• Information provided:

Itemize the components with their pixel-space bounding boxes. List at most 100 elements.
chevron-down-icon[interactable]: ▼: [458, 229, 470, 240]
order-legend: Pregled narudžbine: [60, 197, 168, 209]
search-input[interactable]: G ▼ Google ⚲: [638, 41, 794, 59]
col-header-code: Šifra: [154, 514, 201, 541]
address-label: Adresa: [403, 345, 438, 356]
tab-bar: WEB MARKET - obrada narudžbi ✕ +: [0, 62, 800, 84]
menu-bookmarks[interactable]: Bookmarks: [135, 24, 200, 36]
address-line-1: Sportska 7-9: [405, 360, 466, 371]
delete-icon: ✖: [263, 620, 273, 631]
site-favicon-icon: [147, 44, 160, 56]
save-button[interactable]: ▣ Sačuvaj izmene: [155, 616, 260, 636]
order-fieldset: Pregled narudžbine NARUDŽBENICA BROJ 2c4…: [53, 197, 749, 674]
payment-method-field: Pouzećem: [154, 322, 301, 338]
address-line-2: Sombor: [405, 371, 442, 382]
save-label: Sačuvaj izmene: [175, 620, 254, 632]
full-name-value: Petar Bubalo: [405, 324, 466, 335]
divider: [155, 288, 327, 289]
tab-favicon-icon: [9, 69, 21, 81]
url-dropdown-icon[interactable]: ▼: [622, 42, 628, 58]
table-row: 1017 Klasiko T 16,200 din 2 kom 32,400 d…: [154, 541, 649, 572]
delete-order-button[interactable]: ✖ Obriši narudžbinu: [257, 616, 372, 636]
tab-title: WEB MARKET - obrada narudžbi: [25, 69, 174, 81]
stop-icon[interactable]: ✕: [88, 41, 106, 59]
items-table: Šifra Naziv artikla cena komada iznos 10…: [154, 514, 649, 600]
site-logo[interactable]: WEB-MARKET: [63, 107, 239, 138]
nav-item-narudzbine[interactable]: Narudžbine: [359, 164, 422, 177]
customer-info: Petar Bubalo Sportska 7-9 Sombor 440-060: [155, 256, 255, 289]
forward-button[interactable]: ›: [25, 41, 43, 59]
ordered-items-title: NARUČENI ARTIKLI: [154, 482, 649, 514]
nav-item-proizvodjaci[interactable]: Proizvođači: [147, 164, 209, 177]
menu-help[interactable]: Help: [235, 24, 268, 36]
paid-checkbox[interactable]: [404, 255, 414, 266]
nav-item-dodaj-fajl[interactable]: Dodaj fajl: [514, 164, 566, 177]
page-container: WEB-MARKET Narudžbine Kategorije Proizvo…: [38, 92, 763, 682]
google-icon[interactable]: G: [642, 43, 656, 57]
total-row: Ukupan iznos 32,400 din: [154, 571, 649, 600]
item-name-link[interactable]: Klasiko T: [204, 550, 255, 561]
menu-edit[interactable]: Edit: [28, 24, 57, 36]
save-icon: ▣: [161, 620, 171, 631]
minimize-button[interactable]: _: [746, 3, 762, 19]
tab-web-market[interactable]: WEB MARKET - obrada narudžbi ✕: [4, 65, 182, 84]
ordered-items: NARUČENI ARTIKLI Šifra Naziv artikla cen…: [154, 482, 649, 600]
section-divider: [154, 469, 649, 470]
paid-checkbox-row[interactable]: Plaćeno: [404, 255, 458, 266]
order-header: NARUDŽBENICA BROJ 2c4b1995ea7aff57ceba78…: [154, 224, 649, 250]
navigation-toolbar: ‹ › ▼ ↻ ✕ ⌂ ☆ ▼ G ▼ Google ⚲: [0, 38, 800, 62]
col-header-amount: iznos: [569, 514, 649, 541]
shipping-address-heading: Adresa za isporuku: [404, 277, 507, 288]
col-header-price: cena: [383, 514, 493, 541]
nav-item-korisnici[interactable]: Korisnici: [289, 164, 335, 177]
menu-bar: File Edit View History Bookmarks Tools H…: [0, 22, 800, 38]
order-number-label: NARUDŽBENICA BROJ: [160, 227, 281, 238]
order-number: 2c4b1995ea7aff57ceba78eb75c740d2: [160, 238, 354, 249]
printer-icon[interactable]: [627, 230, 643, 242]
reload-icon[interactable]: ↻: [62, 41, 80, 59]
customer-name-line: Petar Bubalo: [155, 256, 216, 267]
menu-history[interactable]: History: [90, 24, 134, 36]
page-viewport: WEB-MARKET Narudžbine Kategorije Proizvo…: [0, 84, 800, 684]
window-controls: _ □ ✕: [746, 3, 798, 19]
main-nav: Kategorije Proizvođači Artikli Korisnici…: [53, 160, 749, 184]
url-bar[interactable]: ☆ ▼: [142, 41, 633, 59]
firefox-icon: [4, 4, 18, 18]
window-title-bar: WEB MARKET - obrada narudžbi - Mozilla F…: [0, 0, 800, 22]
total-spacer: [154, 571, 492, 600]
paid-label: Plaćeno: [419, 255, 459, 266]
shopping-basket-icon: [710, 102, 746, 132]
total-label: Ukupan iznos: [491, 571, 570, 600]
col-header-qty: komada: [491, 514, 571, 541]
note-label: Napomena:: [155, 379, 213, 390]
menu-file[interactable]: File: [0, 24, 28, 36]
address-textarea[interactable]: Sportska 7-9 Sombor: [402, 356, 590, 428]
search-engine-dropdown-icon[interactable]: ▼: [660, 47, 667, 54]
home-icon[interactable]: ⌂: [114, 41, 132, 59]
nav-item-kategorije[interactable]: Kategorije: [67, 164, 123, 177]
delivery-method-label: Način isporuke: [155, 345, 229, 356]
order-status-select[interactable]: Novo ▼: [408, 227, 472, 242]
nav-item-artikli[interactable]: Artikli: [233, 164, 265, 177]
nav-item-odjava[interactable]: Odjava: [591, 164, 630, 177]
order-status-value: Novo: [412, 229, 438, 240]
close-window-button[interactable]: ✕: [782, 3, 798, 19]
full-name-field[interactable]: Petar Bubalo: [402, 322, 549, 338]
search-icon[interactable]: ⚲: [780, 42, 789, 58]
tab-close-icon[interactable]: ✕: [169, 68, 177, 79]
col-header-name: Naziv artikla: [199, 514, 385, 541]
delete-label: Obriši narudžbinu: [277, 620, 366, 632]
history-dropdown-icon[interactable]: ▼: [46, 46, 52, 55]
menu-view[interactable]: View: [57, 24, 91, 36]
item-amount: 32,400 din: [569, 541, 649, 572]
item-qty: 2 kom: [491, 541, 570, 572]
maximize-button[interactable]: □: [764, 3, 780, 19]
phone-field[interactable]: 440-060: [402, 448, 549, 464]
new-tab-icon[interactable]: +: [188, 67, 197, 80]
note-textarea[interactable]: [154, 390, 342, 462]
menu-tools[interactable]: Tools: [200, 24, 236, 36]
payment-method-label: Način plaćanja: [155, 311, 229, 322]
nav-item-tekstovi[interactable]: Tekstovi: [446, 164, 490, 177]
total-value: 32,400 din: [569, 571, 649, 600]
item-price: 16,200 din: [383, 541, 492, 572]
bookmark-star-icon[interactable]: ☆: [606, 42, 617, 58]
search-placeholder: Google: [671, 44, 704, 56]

• Exercise instructions: Reproduce the records above, substituting "Novi Sad" for every occurrence of "Sombor" and leaving all other text unchanged.

• Exercise result:
Itemize the components with their pixel-space bounding boxes. List at most 100 elements.
chevron-down-icon[interactable]: ▼: [458, 229, 470, 240]
order-legend: Pregled narudžbine: [60, 197, 168, 209]
search-input[interactable]: G ▼ Google ⚲: [638, 41, 794, 59]
col-header-code: Šifra: [154, 514, 201, 541]
address-label: Adresa: [403, 345, 438, 356]
tab-bar: WEB MARKET - obrada narudžbi ✕ +: [0, 62, 800, 84]
menu-bookmarks[interactable]: Bookmarks: [135, 24, 200, 36]
address-line-1: Sportska 7-9: [405, 360, 466, 371]
delete-icon: ✖: [263, 620, 273, 631]
site-favicon-icon: [147, 44, 160, 56]
save-button[interactable]: ▣ Sačuvaj izmene: [155, 616, 260, 636]
order-fieldset: Pregled narudžbine NARUDŽBENICA BROJ 2c4…: [53, 197, 749, 674]
payment-method-field: Pouzećem: [154, 322, 301, 338]
address-line-2: Novi Sad: [405, 371, 442, 382]
save-label: Sačuvaj izmene: [175, 620, 254, 632]
full-name-value: Petar Bubalo: [405, 324, 466, 335]
divider: [155, 288, 327, 289]
tab-favicon-icon: [9, 69, 21, 81]
url-dropdown-icon[interactable]: ▼: [622, 42, 628, 58]
table-row: 1017 Klasiko T 16,200 din 2 kom 32,400 d…: [154, 541, 649, 572]
delete-order-button[interactable]: ✖ Obriši narudžbinu: [257, 616, 372, 636]
tab-title: WEB MARKET - obrada narudžbi: [25, 69, 174, 81]
stop-icon[interactable]: ✕: [88, 41, 106, 59]
items-table: Šifra Naziv artikla cena komada iznos 10…: [154, 514, 649, 600]
site-logo[interactable]: WEB-MARKET: [63, 107, 239, 138]
nav-item-narudzbine[interactable]: Narudžbine: [359, 164, 422, 177]
customer-info: Petar Bubalo Sportska 7-9 Novi Sad 440-060: [155, 256, 255, 289]
forward-button[interactable]: ›: [25, 41, 43, 59]
ordered-items-title: NARUČENI ARTIKLI: [154, 482, 649, 514]
nav-item-proizvodjaci[interactable]: Proizvođači: [147, 164, 209, 177]
menu-help[interactable]: Help: [235, 24, 268, 36]
paid-checkbox[interactable]: [404, 255, 414, 266]
nav-item-dodaj-fajl[interactable]: Dodaj fajl: [514, 164, 566, 177]
page-container: WEB-MARKET Narudžbine Kategorije Proizvo…: [38, 92, 763, 682]
google-icon[interactable]: G: [642, 43, 656, 57]
total-row: Ukupan iznos 32,400 din: [154, 571, 649, 600]
item-name-link[interactable]: Klasiko T: [204, 550, 255, 561]
menu-edit[interactable]: Edit: [28, 24, 57, 36]
save-icon: ▣: [161, 620, 171, 631]
minimize-button[interactable]: _: [746, 3, 762, 19]
tab-web-market[interactable]: WEB MARKET - obrada narudžbi ✕: [4, 65, 182, 84]
ordered-items: NARUČENI ARTIKLI Šifra Naziv artikla cen…: [154, 482, 649, 600]
section-divider: [154, 469, 649, 470]
paid-checkbox-row[interactable]: Plaćeno: [404, 255, 458, 266]
order-header: NARUDŽBENICA BROJ 2c4b1995ea7aff57ceba78…: [154, 224, 649, 250]
navigation-toolbar: ‹ › ▼ ↻ ✕ ⌂ ☆ ▼ G ▼ Google ⚲: [0, 38, 800, 62]
col-header-amount: iznos: [569, 514, 649, 541]
shipping-address-heading: Adresa za isporuku: [404, 277, 507, 288]
col-header-price: cena: [383, 514, 493, 541]
nav-item-korisnici[interactable]: Korisnici: [289, 164, 335, 177]
menu-bar: File Edit View History Bookmarks Tools H…: [0, 22, 800, 38]
order-number-label: NARUDŽBENICA BROJ: [160, 227, 281, 238]
order-number: 2c4b1995ea7aff57ceba78eb75c740d2: [160, 238, 354, 249]
printer-icon[interactable]: [627, 230, 643, 242]
reload-icon[interactable]: ↻: [62, 41, 80, 59]
customer-name-line: Petar Bubalo: [155, 256, 216, 267]
menu-history[interactable]: History: [90, 24, 134, 36]
page-viewport: WEB-MARKET Narudžbine Kategorije Proizvo…: [0, 84, 800, 684]
window-controls: _ □ ✕: [746, 3, 798, 19]
main-nav: Kategorije Proizvođači Artikli Korisnici…: [53, 160, 749, 184]
url-bar[interactable]: ☆ ▼: [142, 41, 633, 59]
firefox-icon: [4, 4, 18, 18]
window-title-bar: WEB MARKET - obrada narudžbi - Mozilla F…: [0, 0, 800, 22]
total-spacer: [154, 571, 492, 600]
paid-label: Plaćeno: [419, 255, 459, 266]
shopping-basket-icon: [710, 102, 746, 132]
total-label: Ukupan iznos: [491, 571, 570, 600]
col-header-qty: komada: [491, 514, 571, 541]
note-label: Napomena:: [155, 379, 213, 390]
menu-file[interactable]: File: [0, 24, 28, 36]
address-textarea[interactable]: Sportska 7-9 Novi Sad: [402, 356, 590, 428]
search-engine-dropdown-icon[interactable]: ▼: [660, 47, 667, 54]
home-icon[interactable]: ⌂: [114, 41, 132, 59]
nav-item-kategorije[interactable]: Kategorije: [67, 164, 123, 177]
delivery-method-label: Način isporuke: [155, 345, 229, 356]
order-status-select[interactable]: Novo ▼: [408, 227, 472, 242]
nav-item-artikli[interactable]: Artikli: [233, 164, 265, 177]
nav-item-odjava[interactable]: Odjava: [591, 164, 630, 177]
order-status-value: Novo: [412, 229, 438, 240]
close-window-button[interactable]: ✕: [782, 3, 798, 19]
full-name-field[interactable]: Petar Bubalo: [402, 322, 549, 338]
search-icon[interactable]: ⚲: [780, 42, 789, 58]
tab-close-icon[interactable]: ✕: [169, 68, 177, 79]
col-header-name: Naziv artikla: [199, 514, 385, 541]
delete-label: Obriši narudžbinu: [277, 620, 366, 632]
history-dropdown-icon[interactable]: ▼: [46, 46, 52, 55]
menu-view[interactable]: View: [57, 24, 91, 36]
item-amount: 32,400 din: [569, 541, 649, 572]
item-qty: 2 kom: [491, 541, 570, 572]
maximize-button[interactable]: □: [764, 3, 780, 19]
phone-field[interactable]: 440-060: [402, 448, 549, 464]
new-tab-icon[interactable]: +: [188, 67, 197, 80]
note-textarea[interactable]: [154, 390, 342, 462]
menu-tools[interactable]: Tools: [200, 24, 236, 36]
payment-method-label: Način plaćanja: [155, 311, 229, 322]
nav-item-tekstovi[interactable]: Tekstovi: [446, 164, 490, 177]
total-value: 32,400 din: [569, 571, 649, 600]
item-price: 16,200 din: [383, 541, 492, 572]
bookmark-star-icon[interactable]: ☆: [606, 42, 617, 58]
search-placeholder: Google: [671, 44, 704, 56]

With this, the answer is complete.